-- PAGE EXCERPT --
Date: March 31, 2006

 

/s/    DAVID A. LEVIN

David A. Levin

President and Chief Executive Officer

Certification of Chief Financial Officer pursuant to Rule 13a-14(a)

Exhibit 31.2

PRINCIPAL FINANCIAL OFFICER CERTIFICATION

I, Dennis R. Hernreich, certify that:

 

1. I have reviewed this Annual Report on Form 10-K of Casual Male Retail Group, Inc.;

 

2. Based on my knowledge, this report does not contain any untrue statement of a material fact or omit to state a material fact necessary to make the statements made, in light of the circumstances under which such statements were made, not misleading with respect to the period covered by this report;

 

3. Based on my knowledge, the financial statements, and other financial information included in this report, fairly present in all material respects the financial condition, results of operations and cash flows of the registrant as of, and for, the periods presented in this report;

 

4. The registrant’s other certifying officer and I are responsible for establishing and maintaining disclosure controls and procedures (as defined in Exchange Act Rules 13a-15(e) and 15d-15(e)) and internal control over financial reporting (as defined in Exchange Act Rules 13a-15(f) and 15d-15(f)) for the registrant and have:

 

  c) Designed such disclosure controls and procedures, or caused such disclosure controls and procedures to be designed under our supervision, to ensure that material information relating to the registrant, including its consolidated subsidiaries, is made known to us by others within those entities, particularly during the period in which this report is being prepared;

 

  d) Designed such internal control over financial reporting, or caused such internal control over financial reporting to be designed under our supervision, to provide reasonable assurance regarding the reliability of financial reporting and the preparation of financial statements for external purposes in accordance with generally accepted accounting principles;

 

  c) Evaluated the effectiveness of the registrant’s disclosure controls and procedures and presented in this report our conclusions about the effectiveness of the disclosure controls and procedures, as of the end of the period covered by this report based on such evaluation; and

 

  d) Disclosed in this report any change in the registrant’s internal control over financial reporting that occurred during the registrant’s most recent fiscal quarter (the registrant’s fourth fiscal quarter in the case of an annual report) that has materially affected, or is reasonably likely to materially affect, the registrant’s internal control over financial reporting; and

 

5. The registrant’s other certifying officer and I have disclosed, based on our most recent evaluation of internal control over financial reporting, to the registrant’s auditors and the audit committee of the registrant’s board of directors (or persons performing the equivalent functions):

 

  a) All significant deficiencies and material weaknesses in the design or operation of internal control over financial reporting which are reasonably likely to adversely affect the registrant’s ability to record, process, summarize and report financial information; and

 

  b) Any fraud, whether or not material, that involves management or other employees who have a significant role in the registrant’s internal control over financial reporting.

-- TASK SET --
1. Answer these questions about the certification:
(a) Who signed as President and Chief Executive Officer?
(b) Which report did Dennis R. Hernreich review?
(c) To whom did the certifying officers disclose significant deficiencies and material weaknesses?
2. Output the certification word for word, from "Date: March 31, 2006" up to and including "to Rule 13a-14(a)".
The listing has no connection to the certification text.

-- COLLECTED MATERIAL --
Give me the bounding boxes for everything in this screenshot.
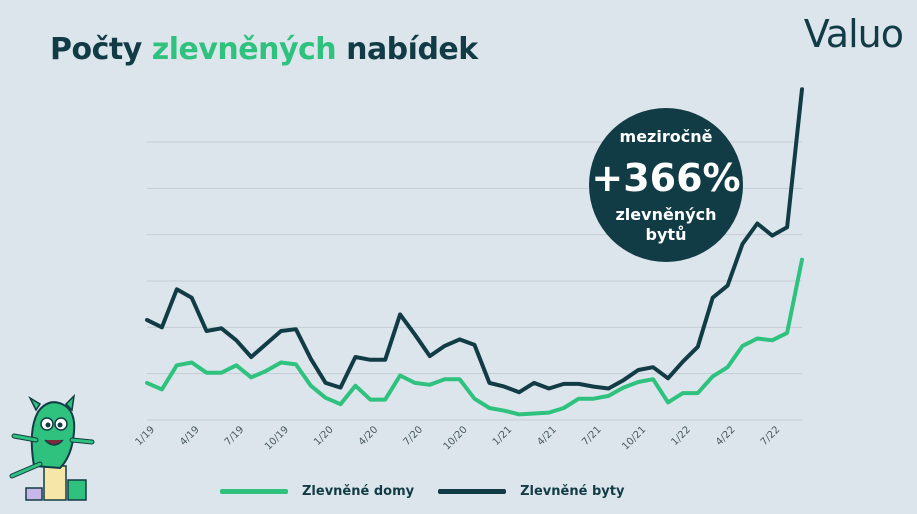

-- THE REPLIES --
1.
(a) David A. Levin
(b) The Annual Report on Form 10-K of Casual Male Retail Group, Inc.
(c) The registrant's auditors and the audit committee of the registrant's board of directors (or persons performing the equivalent functions)

2.
Date: March 31, 2006

 

/s/    DAVID A. LEVIN

David A. Levin

President and Chief Executive Officer

Certification of Chief Financial Officer pursuant to Rule 13a-14(a)